**Problem description**
Please reproduce the items word for word, everything from the first line down to the line containing "- how-subtitle: Three", with both of those lines included.

**Supplied material**
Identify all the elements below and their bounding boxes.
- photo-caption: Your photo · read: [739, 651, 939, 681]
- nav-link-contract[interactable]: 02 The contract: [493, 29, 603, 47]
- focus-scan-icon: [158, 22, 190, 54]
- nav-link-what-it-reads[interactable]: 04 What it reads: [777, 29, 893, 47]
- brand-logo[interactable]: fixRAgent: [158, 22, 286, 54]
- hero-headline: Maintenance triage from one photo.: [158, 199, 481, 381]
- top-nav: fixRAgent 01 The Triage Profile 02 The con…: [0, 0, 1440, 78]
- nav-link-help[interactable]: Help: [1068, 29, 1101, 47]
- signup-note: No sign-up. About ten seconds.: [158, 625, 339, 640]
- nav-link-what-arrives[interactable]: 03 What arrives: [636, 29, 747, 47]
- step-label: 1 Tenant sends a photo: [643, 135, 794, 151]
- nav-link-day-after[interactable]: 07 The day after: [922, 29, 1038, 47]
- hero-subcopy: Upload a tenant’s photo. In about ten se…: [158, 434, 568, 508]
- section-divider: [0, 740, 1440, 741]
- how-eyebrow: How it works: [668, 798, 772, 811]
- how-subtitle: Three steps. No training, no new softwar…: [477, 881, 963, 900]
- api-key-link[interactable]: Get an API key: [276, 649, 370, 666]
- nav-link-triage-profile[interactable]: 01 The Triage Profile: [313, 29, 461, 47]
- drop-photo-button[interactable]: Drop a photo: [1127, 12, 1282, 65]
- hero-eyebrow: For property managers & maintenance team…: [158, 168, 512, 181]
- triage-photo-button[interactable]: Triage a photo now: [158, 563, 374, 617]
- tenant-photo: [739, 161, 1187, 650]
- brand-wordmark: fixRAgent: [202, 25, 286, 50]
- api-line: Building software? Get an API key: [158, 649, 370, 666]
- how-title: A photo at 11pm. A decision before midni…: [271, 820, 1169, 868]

**Result**
Identify all the elements below and their bounding boxes.
- photo-caption: Your photo · read: [739, 651, 939, 681]
- nav-link-contract[interactable]: 02 The contract: [493, 29, 603, 47]
- focus-scan-icon: [158, 22, 190, 54]
- nav-link-what-it-reads[interactable]: 04 What it reads: [777, 29, 893, 47]
- brand-logo[interactable]: fixRAgent: [158, 22, 286, 54]
- hero-headline: Maintenance triage from one photo.: [158, 199, 481, 381]
- top-nav: fixRAgent 01 The Triage Profile 02 The con…: [0, 0, 1440, 78]
- nav-link-help[interactable]: Help: [1068, 29, 1101, 47]
- signup-note: No sign-up. About ten seconds.: [158, 625, 339, 640]
- nav-link-what-arrives[interactable]: 03 What arrives: [636, 29, 747, 47]
- step-label: 1 Tenant sends a photo: [643, 135, 794, 151]
- nav-link-day-after[interactable]: 07 The day after: [922, 29, 1038, 47]
- hero-subcopy: Upload a tenant’s photo. In about ten se…: [158, 434, 568, 508]
- section-divider: [0, 740, 1440, 741]
- how-eyebrow: How it works: [668, 798, 772, 811]
- how-subtitle: Three steps. No training, no new softwar…: [477, 881, 963, 900]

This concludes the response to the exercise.